**YOUR TASK:**
Search the material for the string "français" and copy each line where it occurs.
## START EXTRACTED DATA
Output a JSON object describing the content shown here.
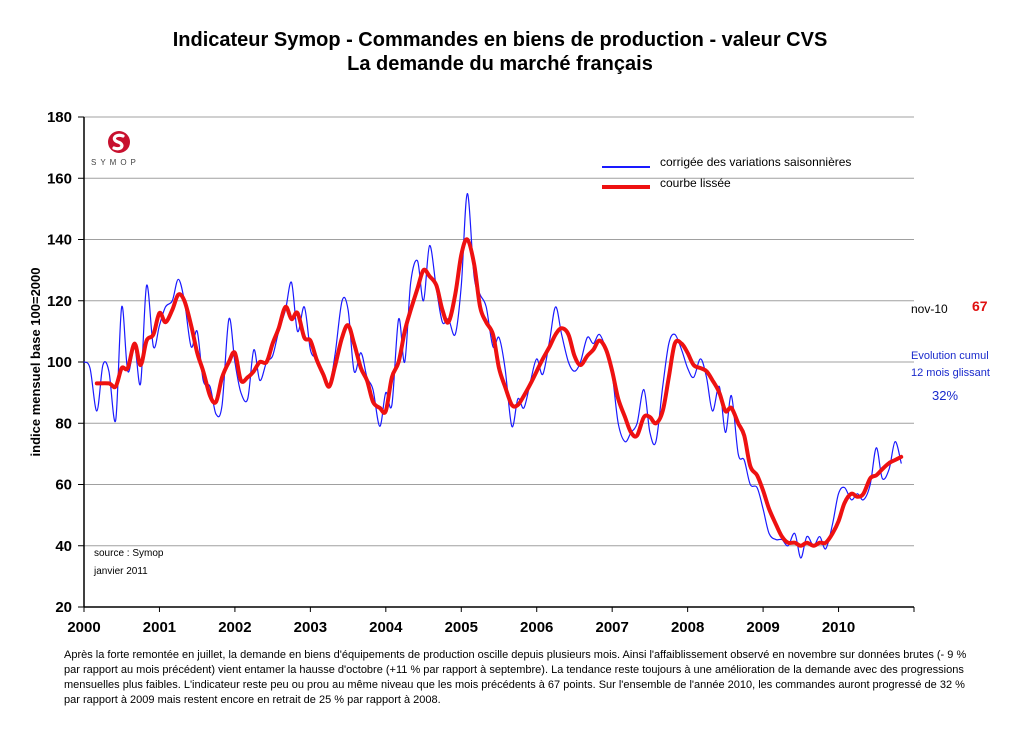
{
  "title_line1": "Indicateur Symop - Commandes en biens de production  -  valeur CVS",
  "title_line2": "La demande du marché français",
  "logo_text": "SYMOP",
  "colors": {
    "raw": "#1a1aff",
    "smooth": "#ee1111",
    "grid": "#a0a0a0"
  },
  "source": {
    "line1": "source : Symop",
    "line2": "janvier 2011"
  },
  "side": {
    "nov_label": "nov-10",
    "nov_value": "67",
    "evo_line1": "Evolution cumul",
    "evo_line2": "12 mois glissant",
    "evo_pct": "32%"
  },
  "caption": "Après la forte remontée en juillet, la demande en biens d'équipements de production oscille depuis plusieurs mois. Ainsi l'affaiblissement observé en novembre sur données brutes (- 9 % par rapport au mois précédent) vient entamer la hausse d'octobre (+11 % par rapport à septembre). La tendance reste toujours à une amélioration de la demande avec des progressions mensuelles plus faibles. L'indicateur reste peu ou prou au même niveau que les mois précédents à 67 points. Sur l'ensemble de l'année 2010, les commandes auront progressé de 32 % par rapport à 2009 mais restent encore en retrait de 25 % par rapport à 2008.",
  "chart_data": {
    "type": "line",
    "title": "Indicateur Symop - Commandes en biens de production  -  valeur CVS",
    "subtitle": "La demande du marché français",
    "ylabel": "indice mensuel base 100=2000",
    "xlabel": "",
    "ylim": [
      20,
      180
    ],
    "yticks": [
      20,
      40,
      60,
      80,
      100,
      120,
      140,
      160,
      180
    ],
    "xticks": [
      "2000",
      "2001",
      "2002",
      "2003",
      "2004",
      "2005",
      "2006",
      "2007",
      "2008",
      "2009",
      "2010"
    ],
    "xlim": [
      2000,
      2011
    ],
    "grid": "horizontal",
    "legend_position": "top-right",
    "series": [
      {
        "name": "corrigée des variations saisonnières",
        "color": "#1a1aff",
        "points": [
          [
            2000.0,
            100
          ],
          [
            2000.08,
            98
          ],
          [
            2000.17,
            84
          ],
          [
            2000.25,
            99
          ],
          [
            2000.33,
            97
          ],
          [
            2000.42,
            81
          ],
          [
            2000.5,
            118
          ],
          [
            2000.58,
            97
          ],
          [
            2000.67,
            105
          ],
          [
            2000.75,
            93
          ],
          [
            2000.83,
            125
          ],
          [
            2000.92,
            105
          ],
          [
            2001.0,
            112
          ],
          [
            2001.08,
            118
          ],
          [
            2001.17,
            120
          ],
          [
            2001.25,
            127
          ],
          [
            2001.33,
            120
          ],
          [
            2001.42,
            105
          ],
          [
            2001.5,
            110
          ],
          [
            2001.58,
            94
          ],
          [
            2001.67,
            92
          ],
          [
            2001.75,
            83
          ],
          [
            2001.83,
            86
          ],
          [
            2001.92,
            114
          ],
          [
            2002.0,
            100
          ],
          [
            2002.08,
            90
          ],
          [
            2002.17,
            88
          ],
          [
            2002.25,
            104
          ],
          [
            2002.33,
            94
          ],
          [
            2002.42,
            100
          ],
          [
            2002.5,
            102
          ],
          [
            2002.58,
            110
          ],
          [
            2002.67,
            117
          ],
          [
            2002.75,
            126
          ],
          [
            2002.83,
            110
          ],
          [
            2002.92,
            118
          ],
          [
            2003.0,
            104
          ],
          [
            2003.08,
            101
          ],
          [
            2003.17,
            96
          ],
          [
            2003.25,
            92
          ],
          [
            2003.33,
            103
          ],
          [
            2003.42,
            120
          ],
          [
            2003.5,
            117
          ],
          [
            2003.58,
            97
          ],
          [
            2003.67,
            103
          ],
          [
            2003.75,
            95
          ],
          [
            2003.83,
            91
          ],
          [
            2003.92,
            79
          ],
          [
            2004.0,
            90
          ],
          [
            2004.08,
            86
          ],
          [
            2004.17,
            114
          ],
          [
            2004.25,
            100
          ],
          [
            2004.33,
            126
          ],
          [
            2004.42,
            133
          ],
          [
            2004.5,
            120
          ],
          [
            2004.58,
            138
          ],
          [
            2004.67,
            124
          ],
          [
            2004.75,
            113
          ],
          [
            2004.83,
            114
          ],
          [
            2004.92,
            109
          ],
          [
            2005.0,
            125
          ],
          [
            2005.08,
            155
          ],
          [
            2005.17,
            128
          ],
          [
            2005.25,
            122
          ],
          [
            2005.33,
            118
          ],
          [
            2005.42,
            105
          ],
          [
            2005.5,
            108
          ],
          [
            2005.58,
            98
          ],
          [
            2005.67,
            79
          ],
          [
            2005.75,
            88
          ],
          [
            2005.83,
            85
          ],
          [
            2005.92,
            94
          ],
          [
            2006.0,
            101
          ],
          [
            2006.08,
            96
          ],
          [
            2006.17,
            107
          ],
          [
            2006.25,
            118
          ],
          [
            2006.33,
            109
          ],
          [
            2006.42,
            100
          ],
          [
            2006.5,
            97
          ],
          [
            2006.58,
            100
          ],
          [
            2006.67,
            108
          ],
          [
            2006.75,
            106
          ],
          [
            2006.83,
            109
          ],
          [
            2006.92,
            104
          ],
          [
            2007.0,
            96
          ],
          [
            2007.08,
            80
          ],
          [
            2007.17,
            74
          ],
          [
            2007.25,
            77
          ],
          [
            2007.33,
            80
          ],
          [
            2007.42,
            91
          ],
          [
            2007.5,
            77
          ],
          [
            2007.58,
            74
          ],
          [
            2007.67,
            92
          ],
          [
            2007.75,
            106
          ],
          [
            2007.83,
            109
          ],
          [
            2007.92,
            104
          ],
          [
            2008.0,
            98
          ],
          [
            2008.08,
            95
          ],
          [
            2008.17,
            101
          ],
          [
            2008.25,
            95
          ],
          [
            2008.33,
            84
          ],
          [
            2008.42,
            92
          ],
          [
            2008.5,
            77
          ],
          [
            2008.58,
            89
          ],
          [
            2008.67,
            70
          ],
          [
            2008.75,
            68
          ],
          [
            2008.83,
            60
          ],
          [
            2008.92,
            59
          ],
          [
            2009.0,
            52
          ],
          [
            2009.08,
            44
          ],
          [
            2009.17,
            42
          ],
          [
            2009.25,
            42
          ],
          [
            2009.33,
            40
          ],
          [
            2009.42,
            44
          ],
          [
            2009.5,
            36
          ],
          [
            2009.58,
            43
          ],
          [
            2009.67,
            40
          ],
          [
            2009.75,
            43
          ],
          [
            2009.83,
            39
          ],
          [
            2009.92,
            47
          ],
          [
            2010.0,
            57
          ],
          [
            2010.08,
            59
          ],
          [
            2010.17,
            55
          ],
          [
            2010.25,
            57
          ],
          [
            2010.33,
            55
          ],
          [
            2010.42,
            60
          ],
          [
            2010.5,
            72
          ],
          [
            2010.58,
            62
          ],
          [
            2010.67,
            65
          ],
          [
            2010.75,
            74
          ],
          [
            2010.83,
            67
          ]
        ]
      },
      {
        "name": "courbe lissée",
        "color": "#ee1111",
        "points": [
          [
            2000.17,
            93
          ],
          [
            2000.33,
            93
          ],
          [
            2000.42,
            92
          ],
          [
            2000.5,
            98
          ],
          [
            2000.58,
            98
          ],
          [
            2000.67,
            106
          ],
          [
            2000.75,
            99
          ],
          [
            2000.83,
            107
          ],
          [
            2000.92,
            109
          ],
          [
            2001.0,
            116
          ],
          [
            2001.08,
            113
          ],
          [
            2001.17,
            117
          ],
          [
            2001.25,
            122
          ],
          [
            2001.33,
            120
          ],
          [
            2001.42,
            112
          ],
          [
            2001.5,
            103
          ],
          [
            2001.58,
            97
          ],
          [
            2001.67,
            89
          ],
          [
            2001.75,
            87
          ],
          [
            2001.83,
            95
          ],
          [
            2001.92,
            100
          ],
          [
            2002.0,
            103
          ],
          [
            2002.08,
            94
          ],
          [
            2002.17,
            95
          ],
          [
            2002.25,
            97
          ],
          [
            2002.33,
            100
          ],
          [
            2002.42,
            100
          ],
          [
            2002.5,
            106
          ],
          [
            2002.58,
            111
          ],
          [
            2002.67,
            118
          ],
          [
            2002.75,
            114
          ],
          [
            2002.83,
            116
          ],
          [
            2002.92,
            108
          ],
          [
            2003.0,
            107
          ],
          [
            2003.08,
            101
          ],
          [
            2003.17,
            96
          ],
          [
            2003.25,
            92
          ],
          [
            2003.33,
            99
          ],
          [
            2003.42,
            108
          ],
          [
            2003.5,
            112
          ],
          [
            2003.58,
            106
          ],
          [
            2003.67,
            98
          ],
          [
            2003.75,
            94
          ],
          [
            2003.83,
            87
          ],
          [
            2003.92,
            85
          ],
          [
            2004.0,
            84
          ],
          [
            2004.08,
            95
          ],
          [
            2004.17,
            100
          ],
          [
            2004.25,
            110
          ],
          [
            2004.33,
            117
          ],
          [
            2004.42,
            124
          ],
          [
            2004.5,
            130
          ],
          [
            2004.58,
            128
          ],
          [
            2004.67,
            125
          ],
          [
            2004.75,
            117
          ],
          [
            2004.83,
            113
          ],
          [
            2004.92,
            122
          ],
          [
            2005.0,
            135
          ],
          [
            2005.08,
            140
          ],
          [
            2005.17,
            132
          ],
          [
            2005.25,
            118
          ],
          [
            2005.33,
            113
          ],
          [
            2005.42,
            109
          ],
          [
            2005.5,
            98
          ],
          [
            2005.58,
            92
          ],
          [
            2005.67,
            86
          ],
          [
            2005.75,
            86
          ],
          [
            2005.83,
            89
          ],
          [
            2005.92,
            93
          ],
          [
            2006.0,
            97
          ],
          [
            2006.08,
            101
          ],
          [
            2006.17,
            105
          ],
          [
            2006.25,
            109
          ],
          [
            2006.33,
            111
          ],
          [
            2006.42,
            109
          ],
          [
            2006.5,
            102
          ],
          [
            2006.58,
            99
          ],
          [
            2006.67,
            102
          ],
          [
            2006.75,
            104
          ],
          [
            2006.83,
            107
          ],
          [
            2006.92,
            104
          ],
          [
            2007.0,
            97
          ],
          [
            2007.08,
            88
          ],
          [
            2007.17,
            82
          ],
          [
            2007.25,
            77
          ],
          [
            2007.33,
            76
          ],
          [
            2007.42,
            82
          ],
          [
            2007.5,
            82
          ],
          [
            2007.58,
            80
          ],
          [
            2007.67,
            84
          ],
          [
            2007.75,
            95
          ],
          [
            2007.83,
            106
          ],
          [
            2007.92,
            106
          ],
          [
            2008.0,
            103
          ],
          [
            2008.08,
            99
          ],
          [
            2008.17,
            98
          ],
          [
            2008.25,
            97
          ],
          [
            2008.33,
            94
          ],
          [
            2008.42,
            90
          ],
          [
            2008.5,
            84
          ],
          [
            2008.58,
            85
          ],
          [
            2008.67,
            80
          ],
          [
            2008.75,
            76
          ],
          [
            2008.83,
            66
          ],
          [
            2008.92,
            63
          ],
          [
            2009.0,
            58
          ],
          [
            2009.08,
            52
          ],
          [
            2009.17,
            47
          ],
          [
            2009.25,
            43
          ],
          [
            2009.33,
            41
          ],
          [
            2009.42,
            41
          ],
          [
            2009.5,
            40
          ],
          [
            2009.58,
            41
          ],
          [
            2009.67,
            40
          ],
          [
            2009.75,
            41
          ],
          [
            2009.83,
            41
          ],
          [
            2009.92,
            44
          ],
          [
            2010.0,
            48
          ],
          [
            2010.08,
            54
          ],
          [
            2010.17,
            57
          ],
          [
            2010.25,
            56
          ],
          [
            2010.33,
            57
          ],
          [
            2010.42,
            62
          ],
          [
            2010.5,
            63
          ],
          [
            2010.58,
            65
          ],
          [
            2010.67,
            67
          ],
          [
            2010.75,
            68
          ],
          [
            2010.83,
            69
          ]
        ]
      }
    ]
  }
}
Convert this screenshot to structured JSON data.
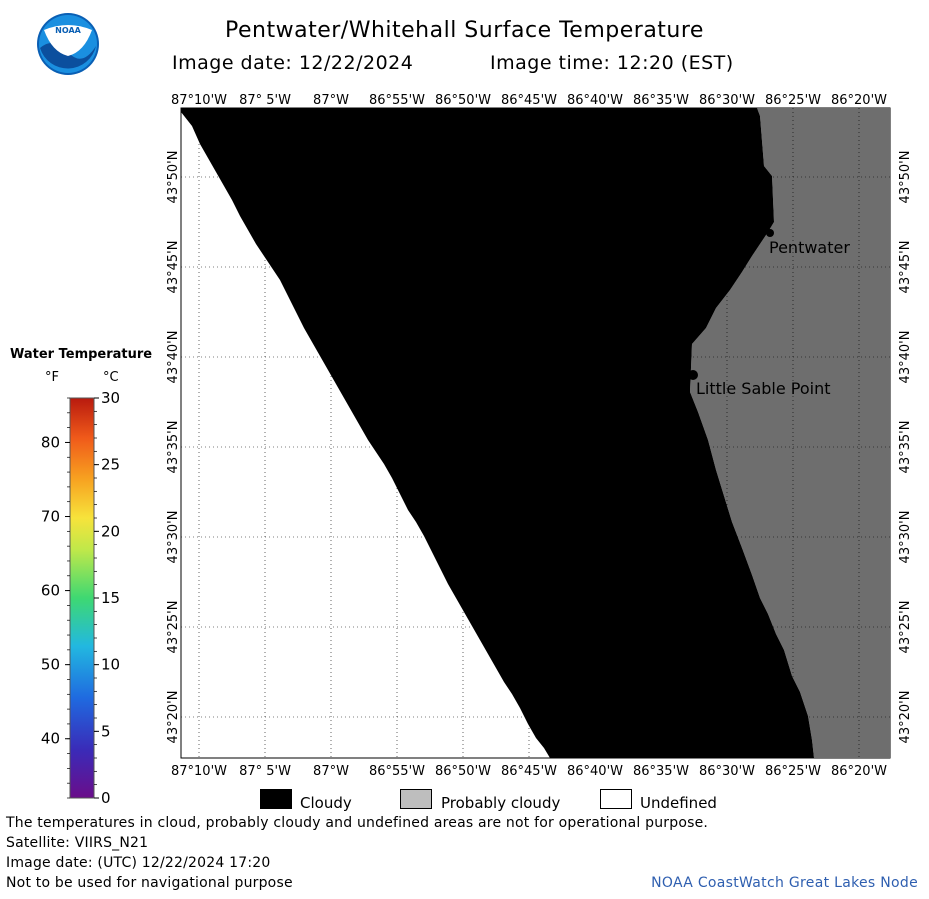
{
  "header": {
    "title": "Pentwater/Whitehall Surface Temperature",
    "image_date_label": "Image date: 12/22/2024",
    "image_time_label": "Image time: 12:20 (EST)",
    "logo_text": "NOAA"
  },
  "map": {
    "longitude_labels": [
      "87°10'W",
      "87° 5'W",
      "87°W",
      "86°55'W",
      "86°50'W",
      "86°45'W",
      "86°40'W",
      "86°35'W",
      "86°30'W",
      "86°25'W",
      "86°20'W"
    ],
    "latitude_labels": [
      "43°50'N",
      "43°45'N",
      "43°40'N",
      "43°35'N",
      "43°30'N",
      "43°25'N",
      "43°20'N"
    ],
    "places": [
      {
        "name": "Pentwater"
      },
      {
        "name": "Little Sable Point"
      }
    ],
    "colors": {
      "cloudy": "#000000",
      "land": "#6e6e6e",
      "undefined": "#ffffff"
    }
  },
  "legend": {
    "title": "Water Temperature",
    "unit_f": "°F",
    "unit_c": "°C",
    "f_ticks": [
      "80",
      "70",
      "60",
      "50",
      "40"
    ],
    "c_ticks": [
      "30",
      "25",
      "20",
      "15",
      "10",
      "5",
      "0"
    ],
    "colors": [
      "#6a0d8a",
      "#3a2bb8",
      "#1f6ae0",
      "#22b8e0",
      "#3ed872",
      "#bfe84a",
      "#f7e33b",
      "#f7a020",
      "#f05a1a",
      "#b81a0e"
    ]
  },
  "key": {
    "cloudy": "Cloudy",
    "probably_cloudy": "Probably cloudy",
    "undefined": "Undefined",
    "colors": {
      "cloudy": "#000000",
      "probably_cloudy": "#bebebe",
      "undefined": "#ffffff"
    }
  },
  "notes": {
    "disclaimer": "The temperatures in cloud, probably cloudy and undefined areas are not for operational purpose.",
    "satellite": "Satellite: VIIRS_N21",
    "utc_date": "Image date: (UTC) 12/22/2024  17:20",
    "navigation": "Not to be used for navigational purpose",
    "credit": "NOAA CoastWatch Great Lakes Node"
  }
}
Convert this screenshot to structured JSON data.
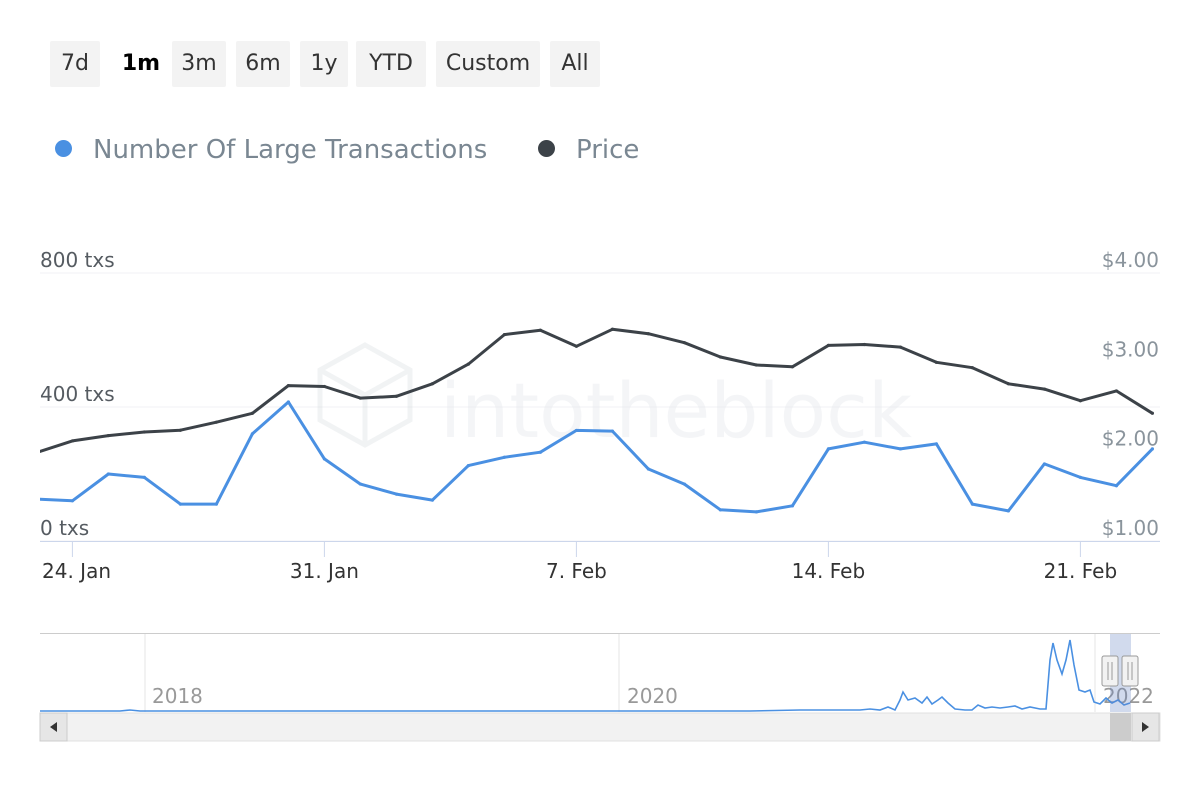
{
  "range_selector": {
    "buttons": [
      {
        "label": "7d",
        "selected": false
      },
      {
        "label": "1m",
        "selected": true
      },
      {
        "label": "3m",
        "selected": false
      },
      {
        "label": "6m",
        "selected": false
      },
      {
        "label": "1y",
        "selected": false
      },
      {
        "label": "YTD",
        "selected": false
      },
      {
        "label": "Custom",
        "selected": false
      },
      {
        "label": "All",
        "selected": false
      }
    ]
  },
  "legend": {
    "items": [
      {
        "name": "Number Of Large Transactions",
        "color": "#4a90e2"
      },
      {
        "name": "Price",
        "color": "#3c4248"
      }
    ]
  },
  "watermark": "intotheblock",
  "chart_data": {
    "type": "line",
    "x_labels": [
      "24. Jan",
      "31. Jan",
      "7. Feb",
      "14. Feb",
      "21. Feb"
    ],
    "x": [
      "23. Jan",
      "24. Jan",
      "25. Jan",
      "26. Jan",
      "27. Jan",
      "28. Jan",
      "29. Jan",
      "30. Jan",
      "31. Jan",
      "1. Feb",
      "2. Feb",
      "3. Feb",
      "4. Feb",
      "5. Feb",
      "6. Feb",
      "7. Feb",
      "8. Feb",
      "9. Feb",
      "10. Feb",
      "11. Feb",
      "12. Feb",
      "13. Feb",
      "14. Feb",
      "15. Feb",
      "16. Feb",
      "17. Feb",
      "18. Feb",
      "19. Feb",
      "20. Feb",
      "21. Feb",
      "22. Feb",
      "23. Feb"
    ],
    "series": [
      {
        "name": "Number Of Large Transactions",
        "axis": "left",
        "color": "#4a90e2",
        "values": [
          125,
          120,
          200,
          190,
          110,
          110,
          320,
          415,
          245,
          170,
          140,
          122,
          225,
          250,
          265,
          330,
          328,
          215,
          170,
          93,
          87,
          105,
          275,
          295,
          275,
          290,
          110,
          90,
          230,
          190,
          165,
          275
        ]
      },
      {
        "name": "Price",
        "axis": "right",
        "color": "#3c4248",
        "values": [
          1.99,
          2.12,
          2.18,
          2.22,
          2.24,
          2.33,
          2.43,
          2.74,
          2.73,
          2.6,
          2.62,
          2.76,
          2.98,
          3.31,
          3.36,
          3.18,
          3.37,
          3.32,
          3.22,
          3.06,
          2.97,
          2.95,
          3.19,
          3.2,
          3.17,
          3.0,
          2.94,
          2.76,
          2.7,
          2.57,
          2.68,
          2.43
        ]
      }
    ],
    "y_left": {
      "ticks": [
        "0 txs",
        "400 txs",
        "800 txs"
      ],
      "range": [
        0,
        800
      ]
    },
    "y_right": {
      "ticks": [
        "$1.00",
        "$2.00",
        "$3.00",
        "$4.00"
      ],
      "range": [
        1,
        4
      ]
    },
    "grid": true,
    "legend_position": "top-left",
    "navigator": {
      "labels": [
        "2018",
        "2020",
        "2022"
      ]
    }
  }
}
## END EXTRACTED DATA
**SOLUTION BELOW:**
  "title_line2": "La demande du marché français",
    "subtitle": "La demande du marché français",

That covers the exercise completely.